> **To be done**
All of the listing below must be repeated word for word. Pictures are the only thing to omit.

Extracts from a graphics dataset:
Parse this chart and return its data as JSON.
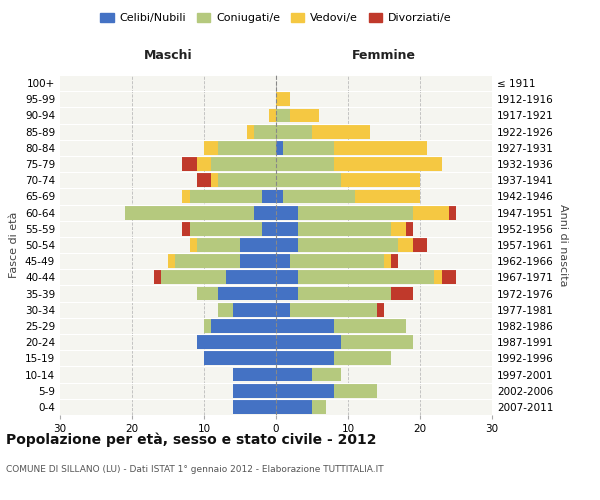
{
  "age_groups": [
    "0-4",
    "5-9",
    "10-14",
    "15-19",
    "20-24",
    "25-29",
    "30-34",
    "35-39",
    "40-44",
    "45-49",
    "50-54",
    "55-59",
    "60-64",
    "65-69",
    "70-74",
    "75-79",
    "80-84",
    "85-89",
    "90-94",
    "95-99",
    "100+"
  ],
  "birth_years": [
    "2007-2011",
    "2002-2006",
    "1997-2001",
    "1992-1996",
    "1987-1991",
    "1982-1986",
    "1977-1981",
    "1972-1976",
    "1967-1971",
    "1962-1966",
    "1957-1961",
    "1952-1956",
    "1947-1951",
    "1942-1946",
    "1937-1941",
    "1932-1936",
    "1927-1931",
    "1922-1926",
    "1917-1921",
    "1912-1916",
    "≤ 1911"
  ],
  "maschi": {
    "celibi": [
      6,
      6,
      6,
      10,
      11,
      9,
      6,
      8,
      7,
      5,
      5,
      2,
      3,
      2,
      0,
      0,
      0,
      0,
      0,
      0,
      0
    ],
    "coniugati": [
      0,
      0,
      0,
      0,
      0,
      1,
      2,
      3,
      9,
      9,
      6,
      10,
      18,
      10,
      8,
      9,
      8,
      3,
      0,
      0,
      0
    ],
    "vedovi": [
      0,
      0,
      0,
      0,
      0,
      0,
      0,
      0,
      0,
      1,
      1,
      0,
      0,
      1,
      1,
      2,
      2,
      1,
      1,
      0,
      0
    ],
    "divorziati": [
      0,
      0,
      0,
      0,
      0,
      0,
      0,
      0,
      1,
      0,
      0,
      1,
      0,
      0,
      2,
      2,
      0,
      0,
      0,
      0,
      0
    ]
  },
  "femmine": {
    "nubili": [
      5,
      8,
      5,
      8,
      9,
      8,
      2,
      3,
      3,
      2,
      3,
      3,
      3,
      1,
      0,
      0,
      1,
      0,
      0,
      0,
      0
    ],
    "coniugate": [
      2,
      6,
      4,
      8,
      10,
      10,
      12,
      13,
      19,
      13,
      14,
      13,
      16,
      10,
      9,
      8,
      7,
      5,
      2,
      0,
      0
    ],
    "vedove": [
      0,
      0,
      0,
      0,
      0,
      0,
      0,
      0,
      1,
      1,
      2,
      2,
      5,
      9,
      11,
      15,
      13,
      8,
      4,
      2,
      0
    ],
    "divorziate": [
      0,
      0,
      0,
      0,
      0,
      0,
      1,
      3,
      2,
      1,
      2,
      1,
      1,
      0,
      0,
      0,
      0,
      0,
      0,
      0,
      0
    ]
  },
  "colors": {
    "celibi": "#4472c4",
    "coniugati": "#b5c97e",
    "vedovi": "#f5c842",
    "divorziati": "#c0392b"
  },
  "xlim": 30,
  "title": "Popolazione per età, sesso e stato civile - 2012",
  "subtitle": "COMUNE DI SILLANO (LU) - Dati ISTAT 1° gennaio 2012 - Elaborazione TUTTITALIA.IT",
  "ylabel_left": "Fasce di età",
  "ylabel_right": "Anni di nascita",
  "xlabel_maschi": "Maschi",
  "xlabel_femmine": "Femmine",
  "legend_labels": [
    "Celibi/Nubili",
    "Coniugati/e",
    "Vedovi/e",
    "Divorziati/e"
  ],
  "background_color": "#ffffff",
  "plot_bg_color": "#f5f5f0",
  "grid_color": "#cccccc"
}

> **Output for this exercise**
Parse this chart and return its data as JSON.
{
  "age_groups": [
    "0-4",
    "5-9",
    "10-14",
    "15-19",
    "20-24",
    "25-29",
    "30-34",
    "35-39",
    "40-44",
    "45-49",
    "50-54",
    "55-59",
    "60-64",
    "65-69",
    "70-74",
    "75-79",
    "80-84",
    "85-89",
    "90-94",
    "95-99",
    "100+"
  ],
  "birth_years": [
    "2007-2011",
    "2002-2006",
    "1997-2001",
    "1992-1996",
    "1987-1991",
    "1982-1986",
    "1977-1981",
    "1972-1976",
    "1967-1971",
    "1962-1966",
    "1957-1961",
    "1952-1956",
    "1947-1951",
    "1942-1946",
    "1937-1941",
    "1932-1936",
    "1927-1931",
    "1922-1926",
    "1917-1921",
    "1912-1916",
    "≤ 1911"
  ],
  "maschi": {
    "celibi": [
      6,
      6,
      6,
      10,
      11,
      9,
      6,
      8,
      7,
      5,
      5,
      2,
      3,
      2,
      0,
      0,
      0,
      0,
      0,
      0,
      0
    ],
    "coniugati": [
      0,
      0,
      0,
      0,
      0,
      1,
      2,
      3,
      9,
      9,
      6,
      10,
      18,
      10,
      8,
      9,
      8,
      3,
      0,
      0,
      0
    ],
    "vedovi": [
      0,
      0,
      0,
      0,
      0,
      0,
      0,
      0,
      0,
      1,
      1,
      0,
      0,
      1,
      1,
      2,
      2,
      1,
      1,
      0,
      0
    ],
    "divorziati": [
      0,
      0,
      0,
      0,
      0,
      0,
      0,
      0,
      1,
      0,
      0,
      1,
      0,
      0,
      2,
      2,
      0,
      0,
      0,
      0,
      0
    ]
  },
  "femmine": {
    "nubili": [
      5,
      8,
      5,
      8,
      9,
      8,
      2,
      3,
      3,
      2,
      3,
      3,
      3,
      1,
      0,
      0,
      1,
      0,
      0,
      0,
      0
    ],
    "coniugate": [
      2,
      6,
      4,
      8,
      10,
      10,
      12,
      13,
      19,
      13,
      14,
      13,
      16,
      10,
      9,
      8,
      7,
      5,
      2,
      0,
      0
    ],
    "vedove": [
      0,
      0,
      0,
      0,
      0,
      0,
      0,
      0,
      1,
      1,
      2,
      2,
      5,
      9,
      11,
      15,
      13,
      8,
      4,
      2,
      0
    ],
    "divorziate": [
      0,
      0,
      0,
      0,
      0,
      0,
      1,
      3,
      2,
      1,
      2,
      1,
      1,
      0,
      0,
      0,
      0,
      0,
      0,
      0,
      0
    ]
  },
  "colors": {
    "celibi": "#4472c4",
    "coniugati": "#b5c97e",
    "vedovi": "#f5c842",
    "divorziati": "#c0392b"
  },
  "xlim": 30,
  "title": "Popolazione per età, sesso e stato civile - 2012",
  "subtitle": "COMUNE DI SILLANO (LU) - Dati ISTAT 1° gennaio 2012 - Elaborazione TUTTITALIA.IT",
  "ylabel_left": "Fasce di età",
  "ylabel_right": "Anni di nascita",
  "xlabel_maschi": "Maschi",
  "xlabel_femmine": "Femmine",
  "legend_labels": [
    "Celibi/Nubili",
    "Coniugati/e",
    "Vedovi/e",
    "Divorziati/e"
  ],
  "background_color": "#ffffff",
  "plot_bg_color": "#f5f5f0",
  "grid_color": "#cccccc"
}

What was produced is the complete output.